> _TAREFA 1_
No trecho sobre "A Democracia na América", por que a igualdade moderna transformava toda a história social pregressa em experiência aristocrática?

> _TRECHO DO TEXTO_
Em "A Democracia na América", Tocqueville descreve as instituições e os costumes dos EUA no século 19 -modelos para pensar a democracia e a Europa- e aponta desafios e impasses na ampliação da cidadania

MARCELO JASMIN
ESPECIAL PARA A FOLHA

"Admito que, na América, vi mais que a América; procurei ali uma imagem da própria democracia, dos seus pendores, do seu caráter, dos seus preconceitos, das suas paixões; desejei conhecê-la, ainda que fosse apenas para saber o que devemos esperar ou temer da parte dela."

 

Há duas Américas na "Democracia" de Tocqueville. De um lado, uma América definida no tempo e no espaço concretos, distante 38 dias de navegação a oeste do porto francês mais próximo, e que se apresentava aos curiosos olhos europeus da primeira metade do século 19 como um convite à aventura. De outro, uma América modelar, a representação mais acabada da nova sociedade igualitária emergente, cujo espaço era o "universo cristão" e cujo tempo era a "modernidade".
No confronto entre essas duas Américas, a obra de Tocqueville veio a ser a melhor descrição das instituições e dos costumes norte-americanos que o século 19 realizou e, ao mesmo tempo, um texto indispensável ao pensamento sobre a democracia de massas.
Escrita numa época em que o sufrágio universal não era mais que vislumbre, a obra afirmou a irresistibilidade histórica da democracia como a forma de sociedade em que as desigualdades existentes não poderiam obstar a mobilidade social. Pela primeira vez na história conhecida, um mundo público era construído e não só pensado sem critérios hierárquicos de pertencimento.
Diferentemente das democracias das "póleis" gregas assentadas na desigualdade hierárquica dos cidadãos em relação aos escravos e demais não-cidadãos e das repúblicas italianas do Renascimento que excluíam a maior parte da população pobre, assim como o gênero feminino, a democracia moderna reclamava a inclusão, sem distinções, de todos os adultos. Desse ponto de vista, a igualdade moderna rompia com todo o passado conhecido e transformava toda a história social pregressa em experiência aristocrática, pois fundada em alguma forma da desigualdade hierárquica.
Uma tal assertiva da ruptura histórica da modernidade não pretendia, certamente, legitimar expectativas revolucionárias. Queria, isto sim, reconhecer uma revolução na própria realidade que observava: a novidade radical, se antes havia sido pensada como desejo de rejeição ou de interrupção do acontecido em favor de sua substituição por algo mais justo, como nas filosofias do direito natural ou na práxis revolucionária francesa, habitava agora a vida cotidiana nas colônias da Nova Inglaterra.

Desafios
Essa universalização da cidadania trazia consigo um conjunto instigante de novos desafios que os cânones do pensamento pareciam não mais responder. Para o espírito que a via como tal, a ruptura com a experiência conhecida significava também a insegurança de pensar sem as garantias da tradição. A virtude dos antigos desaparecera do mundo dos indivíduos modernos, como já explicara Benjamin Constant; a honra aristocrática, que durante séculos limitara o autointeresse da nobreza européia, obrigando-a ao mando e à proteção das comunidades em seus territórios, perdera o seu ânimo com o fim da desigualdade hierárquica. Sem termos razoáveis de comparação entre o passado e o presente, o conhecimento até então adquirido parecia claudicar. Diante da novidade americana, Tocqueville chegou a imaginar que deveria incinerar a sua biblioteca e abandonar de vez a busca no passado de soluções para o presente democrático. Como formulou certa vez em modo desesperado e paradigmático: "Como o passado já não ilumina o futuro, o espírito vagueia nas trevas".

> _TAREFA 2_
Altere as entradas entre a linha que contém "ssv-logo-icon (16, 15, 38, 37)" e a que contém "nav-docs[interactable]: Docs (320, 18, 352, 34)", inclusive. Troque "Enter" por "Import" e mantenha todo o resto igual.

Listagens de localização de elementos
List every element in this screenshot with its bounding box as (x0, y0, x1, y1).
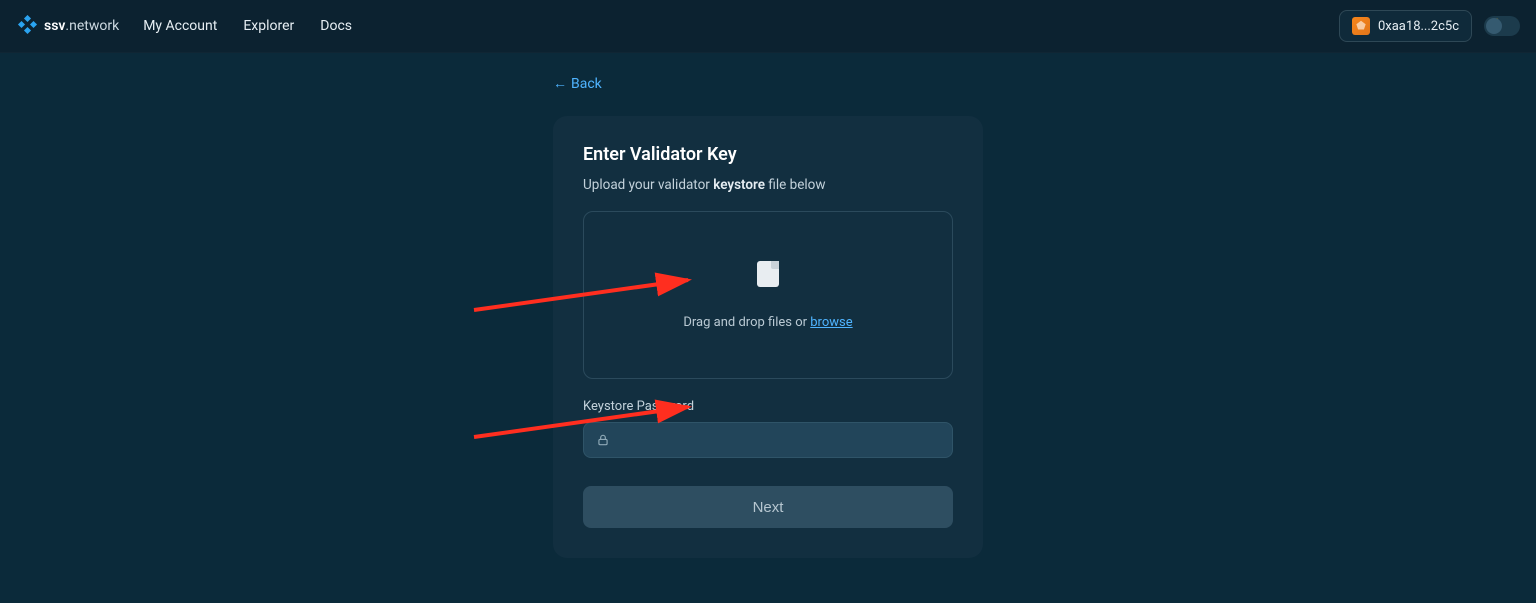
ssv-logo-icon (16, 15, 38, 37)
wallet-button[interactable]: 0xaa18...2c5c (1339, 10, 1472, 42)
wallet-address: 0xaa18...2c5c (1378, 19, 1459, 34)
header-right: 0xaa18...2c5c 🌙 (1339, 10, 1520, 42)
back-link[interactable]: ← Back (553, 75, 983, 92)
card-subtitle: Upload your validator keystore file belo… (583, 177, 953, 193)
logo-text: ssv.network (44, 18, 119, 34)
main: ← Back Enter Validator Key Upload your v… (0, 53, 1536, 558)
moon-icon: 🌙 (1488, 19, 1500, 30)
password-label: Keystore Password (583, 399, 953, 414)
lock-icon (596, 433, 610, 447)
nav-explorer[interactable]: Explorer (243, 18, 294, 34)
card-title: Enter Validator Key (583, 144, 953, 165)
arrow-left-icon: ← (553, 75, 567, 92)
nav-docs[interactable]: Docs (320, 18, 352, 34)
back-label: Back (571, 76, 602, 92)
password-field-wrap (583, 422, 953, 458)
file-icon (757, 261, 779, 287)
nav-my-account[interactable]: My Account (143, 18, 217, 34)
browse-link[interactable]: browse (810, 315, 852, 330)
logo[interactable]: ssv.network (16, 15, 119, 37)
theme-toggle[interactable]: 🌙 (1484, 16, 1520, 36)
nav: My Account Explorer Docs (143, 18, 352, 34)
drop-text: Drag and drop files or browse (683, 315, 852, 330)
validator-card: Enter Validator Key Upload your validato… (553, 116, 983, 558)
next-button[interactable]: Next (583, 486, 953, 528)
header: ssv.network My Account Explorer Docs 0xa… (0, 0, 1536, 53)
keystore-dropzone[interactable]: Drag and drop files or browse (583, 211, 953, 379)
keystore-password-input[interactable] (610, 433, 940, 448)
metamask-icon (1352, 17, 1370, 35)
--
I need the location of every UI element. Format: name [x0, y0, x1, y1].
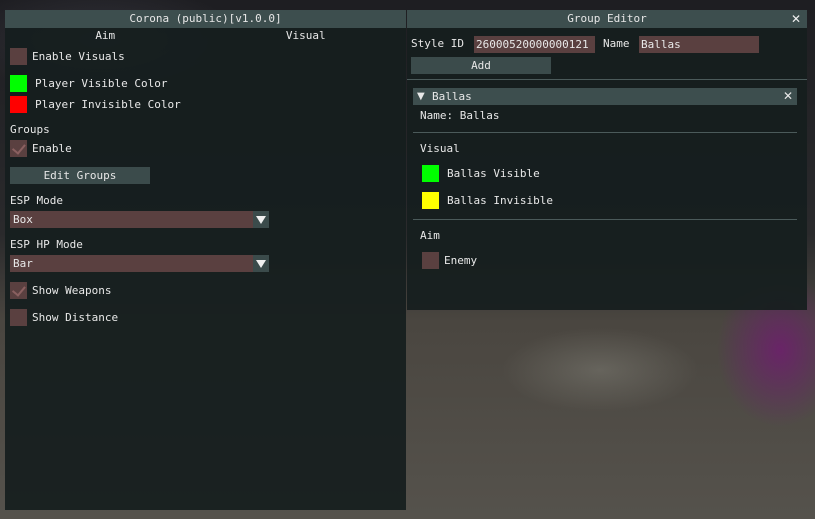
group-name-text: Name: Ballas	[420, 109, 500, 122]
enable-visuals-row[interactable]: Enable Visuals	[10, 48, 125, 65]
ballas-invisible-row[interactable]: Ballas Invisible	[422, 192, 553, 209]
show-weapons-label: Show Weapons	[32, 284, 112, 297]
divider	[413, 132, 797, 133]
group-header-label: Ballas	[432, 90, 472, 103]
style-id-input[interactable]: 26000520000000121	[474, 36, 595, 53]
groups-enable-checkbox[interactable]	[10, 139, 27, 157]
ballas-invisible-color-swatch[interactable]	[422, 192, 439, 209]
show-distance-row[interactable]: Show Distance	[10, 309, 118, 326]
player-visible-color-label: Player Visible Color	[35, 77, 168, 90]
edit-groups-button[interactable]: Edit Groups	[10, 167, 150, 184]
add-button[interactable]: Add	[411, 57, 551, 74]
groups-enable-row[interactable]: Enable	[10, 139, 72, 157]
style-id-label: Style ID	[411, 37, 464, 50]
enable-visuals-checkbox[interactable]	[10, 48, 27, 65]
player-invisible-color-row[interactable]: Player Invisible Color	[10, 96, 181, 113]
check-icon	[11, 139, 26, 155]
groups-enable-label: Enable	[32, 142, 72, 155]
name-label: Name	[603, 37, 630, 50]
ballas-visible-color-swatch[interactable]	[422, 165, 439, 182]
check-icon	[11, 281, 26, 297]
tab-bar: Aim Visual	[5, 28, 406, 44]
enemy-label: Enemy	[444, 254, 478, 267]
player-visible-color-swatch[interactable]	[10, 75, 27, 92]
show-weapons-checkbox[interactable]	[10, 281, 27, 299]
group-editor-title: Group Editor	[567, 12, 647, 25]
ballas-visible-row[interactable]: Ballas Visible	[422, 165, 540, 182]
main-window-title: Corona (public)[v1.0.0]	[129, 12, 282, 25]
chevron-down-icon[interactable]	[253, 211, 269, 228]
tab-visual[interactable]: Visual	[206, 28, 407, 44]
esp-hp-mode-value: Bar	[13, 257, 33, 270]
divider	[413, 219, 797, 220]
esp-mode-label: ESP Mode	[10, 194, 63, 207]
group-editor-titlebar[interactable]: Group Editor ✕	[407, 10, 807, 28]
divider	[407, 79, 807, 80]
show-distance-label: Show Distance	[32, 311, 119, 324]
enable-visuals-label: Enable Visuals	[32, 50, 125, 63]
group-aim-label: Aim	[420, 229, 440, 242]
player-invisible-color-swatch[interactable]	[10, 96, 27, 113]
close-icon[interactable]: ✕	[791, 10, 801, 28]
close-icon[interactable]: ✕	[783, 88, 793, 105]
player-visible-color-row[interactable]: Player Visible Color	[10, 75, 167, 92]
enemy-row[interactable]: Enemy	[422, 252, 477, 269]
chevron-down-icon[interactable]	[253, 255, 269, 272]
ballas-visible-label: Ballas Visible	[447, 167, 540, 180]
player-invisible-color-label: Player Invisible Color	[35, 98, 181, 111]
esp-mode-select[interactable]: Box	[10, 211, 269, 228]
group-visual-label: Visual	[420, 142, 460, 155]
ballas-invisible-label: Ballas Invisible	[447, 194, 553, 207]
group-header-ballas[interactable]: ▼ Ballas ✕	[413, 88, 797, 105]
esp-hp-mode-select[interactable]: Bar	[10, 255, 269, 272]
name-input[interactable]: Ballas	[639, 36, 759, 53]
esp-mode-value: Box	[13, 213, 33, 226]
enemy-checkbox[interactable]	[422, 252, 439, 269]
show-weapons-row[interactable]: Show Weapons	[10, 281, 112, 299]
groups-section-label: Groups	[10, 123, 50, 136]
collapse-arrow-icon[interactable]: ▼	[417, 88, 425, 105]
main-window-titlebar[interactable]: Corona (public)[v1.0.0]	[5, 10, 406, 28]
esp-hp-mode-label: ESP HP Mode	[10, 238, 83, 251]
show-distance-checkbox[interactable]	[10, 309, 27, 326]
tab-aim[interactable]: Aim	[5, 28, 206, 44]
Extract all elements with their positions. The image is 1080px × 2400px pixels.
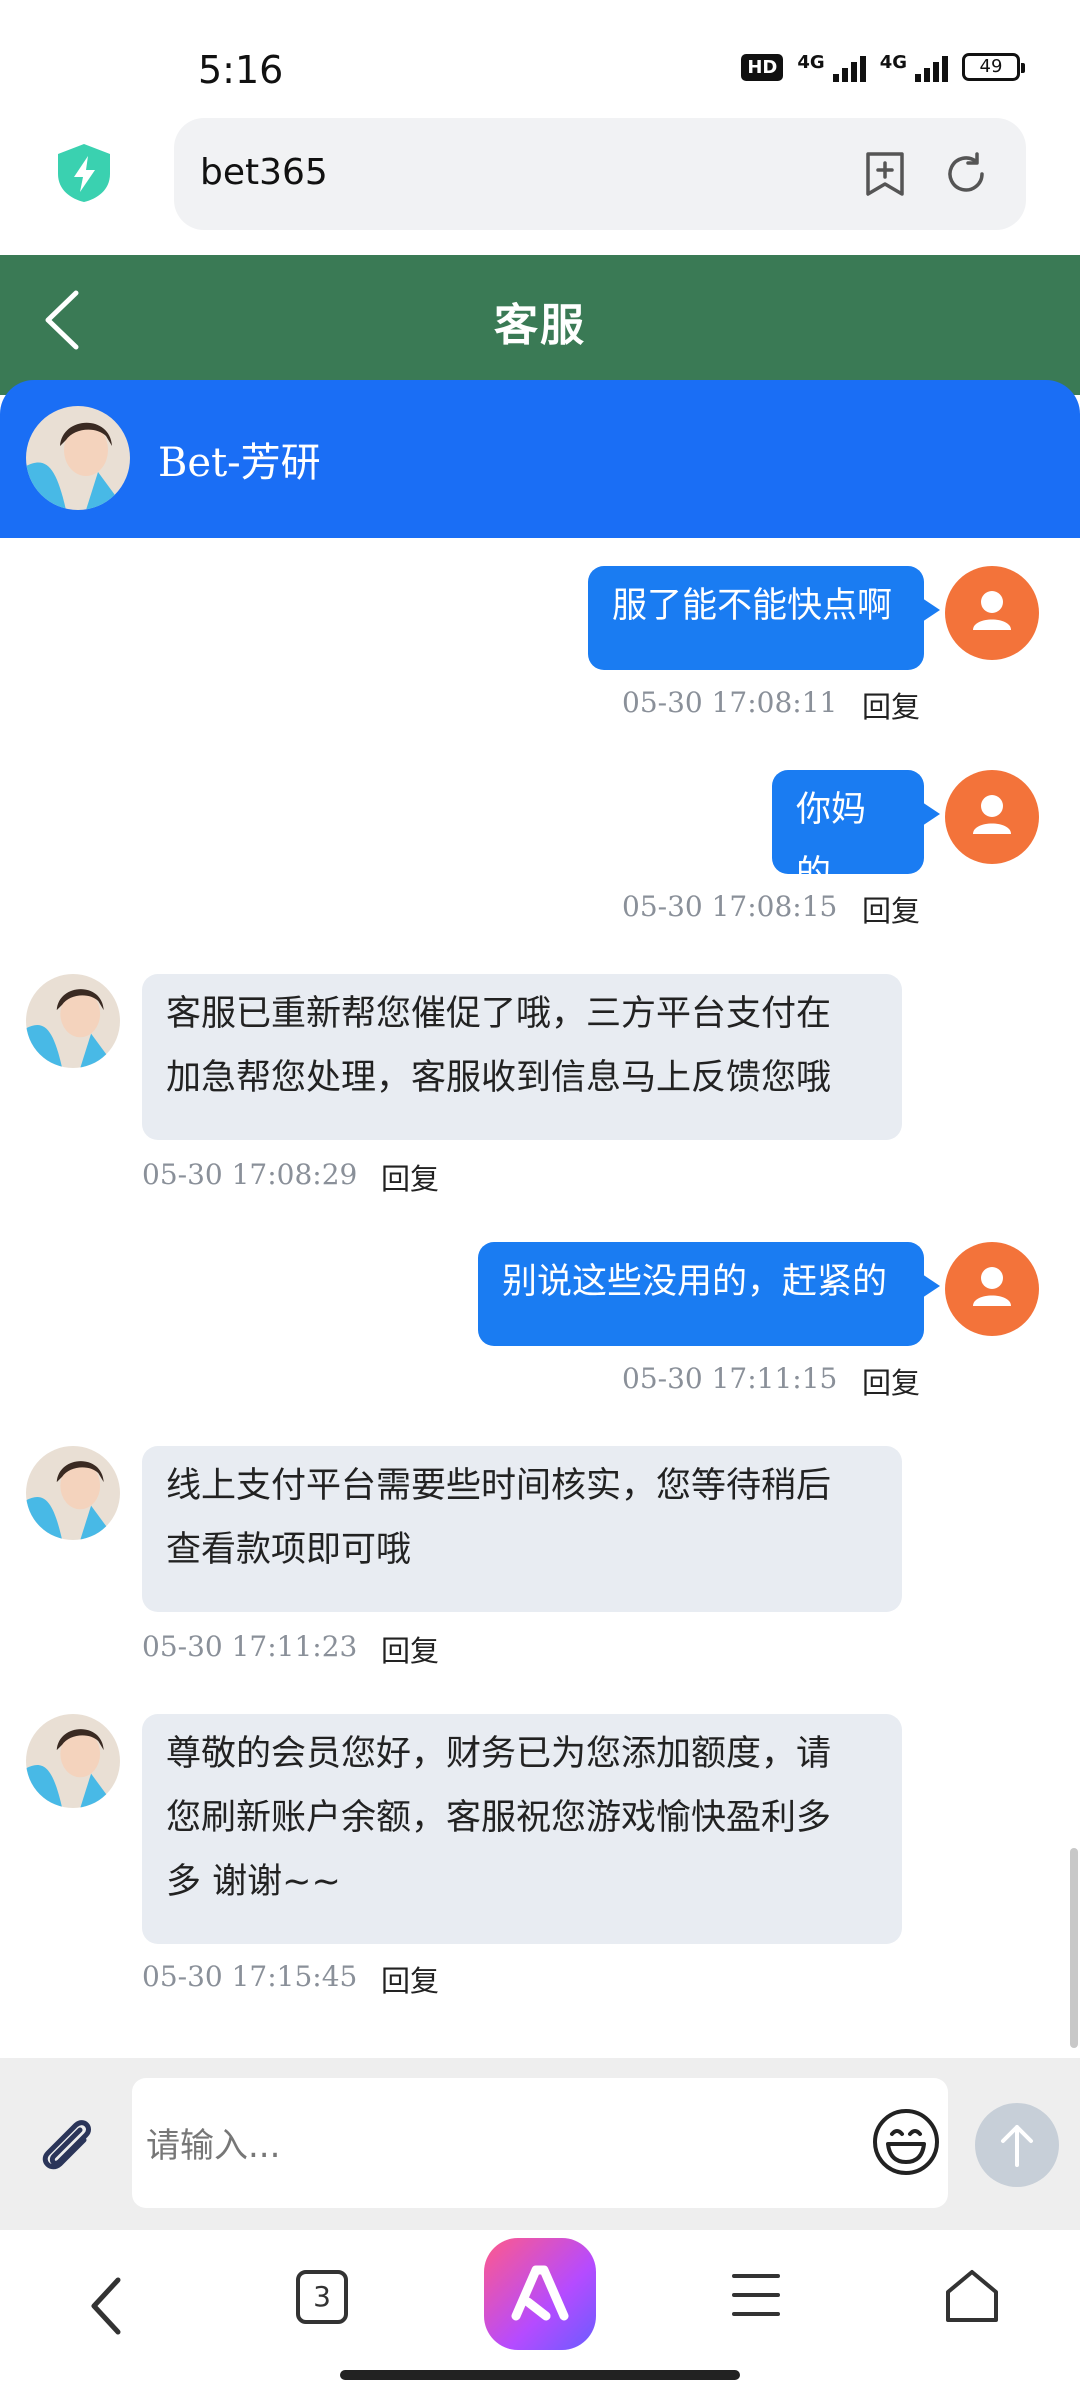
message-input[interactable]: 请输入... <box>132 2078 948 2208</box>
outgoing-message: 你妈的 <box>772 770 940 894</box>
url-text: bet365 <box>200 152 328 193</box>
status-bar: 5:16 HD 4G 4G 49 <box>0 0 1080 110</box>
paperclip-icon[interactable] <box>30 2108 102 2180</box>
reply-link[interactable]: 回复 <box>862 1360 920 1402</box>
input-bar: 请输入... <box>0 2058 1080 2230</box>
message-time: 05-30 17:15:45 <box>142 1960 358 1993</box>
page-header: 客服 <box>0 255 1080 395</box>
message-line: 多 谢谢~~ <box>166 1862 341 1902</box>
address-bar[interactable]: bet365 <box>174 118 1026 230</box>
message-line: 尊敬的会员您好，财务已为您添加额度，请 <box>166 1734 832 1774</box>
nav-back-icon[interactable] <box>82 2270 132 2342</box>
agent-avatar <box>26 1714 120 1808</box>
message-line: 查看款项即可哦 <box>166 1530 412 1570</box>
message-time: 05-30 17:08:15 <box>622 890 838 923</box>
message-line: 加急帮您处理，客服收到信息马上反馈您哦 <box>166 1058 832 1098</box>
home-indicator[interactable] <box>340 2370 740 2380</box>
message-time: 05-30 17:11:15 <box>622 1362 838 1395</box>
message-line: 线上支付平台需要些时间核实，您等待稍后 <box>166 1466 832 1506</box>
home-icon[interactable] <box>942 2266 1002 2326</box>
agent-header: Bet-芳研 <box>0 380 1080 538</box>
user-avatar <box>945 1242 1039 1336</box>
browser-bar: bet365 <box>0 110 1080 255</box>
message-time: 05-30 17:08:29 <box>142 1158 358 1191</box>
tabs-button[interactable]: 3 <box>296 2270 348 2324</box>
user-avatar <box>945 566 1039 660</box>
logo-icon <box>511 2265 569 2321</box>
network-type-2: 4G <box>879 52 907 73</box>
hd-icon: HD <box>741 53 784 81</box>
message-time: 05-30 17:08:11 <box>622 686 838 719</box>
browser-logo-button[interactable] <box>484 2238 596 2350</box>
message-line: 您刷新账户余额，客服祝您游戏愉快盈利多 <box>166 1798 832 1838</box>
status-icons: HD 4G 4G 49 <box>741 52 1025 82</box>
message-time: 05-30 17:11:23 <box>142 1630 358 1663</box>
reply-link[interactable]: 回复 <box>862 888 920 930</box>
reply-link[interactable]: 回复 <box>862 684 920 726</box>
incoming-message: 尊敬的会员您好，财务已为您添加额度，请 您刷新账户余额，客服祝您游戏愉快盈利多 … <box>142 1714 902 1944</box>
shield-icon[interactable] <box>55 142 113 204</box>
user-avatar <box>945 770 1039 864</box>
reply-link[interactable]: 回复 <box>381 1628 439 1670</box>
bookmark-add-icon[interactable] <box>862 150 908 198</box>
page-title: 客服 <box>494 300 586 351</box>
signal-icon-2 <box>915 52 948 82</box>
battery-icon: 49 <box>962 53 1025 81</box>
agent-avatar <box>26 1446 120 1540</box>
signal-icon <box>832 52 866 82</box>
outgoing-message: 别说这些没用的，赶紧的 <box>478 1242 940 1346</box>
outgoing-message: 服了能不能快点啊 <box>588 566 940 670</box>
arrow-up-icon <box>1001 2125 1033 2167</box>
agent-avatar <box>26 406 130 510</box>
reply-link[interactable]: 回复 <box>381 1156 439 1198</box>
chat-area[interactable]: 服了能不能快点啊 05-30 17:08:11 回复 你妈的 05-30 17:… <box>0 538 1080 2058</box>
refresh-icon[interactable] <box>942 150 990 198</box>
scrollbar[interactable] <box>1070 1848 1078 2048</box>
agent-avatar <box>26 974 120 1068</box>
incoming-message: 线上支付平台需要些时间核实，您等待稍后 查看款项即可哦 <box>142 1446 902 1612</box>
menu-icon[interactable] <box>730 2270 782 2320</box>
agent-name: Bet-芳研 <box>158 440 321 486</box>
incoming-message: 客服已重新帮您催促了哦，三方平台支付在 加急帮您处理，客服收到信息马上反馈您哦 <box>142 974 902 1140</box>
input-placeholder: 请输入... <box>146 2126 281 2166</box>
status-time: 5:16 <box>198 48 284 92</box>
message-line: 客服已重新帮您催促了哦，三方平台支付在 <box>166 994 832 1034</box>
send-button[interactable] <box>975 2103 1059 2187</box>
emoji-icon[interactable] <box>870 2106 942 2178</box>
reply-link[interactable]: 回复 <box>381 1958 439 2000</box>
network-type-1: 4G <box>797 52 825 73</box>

> _RESOLUÇÃO 1_
Porque toda essa história social pregressa fora fundada em alguma forma de desigualdade hierárquica. A democracia moderna, ao contrário, reclamava a inclusão, sem distinções, de todos os adultos.

> _RESOLUÇÃO 2_
ssv-logo-icon (16, 15, 38, 37)
wallet-button[interactable]: 0xaa18...2c5c (1339, 10, 1472, 42)
wallet-address: 0xaa18...2c5c (1378, 19, 1459, 34)
header-right: 0xaa18...2c5c 🌙 (1339, 10, 1520, 42)
back-link[interactable]: ← Back (553, 75, 983, 92)
card-subtitle: Upload your validator keystore file belo… (583, 177, 953, 193)
logo-text: ssv.network (44, 18, 119, 34)
main: ← Back Import Validator Key Upload your v… (0, 53, 1536, 558)
moon-icon: 🌙 (1488, 19, 1500, 30)
password-label: Keystore Password (583, 399, 953, 414)
lock-icon (596, 433, 610, 447)
nav-explorer[interactable]: Explorer (243, 18, 294, 34)
card-title: Import Validator Key (583, 144, 953, 165)
arrow-left-icon: ← (553, 75, 567, 92)
nav-docs[interactable]: Docs (320, 18, 352, 34)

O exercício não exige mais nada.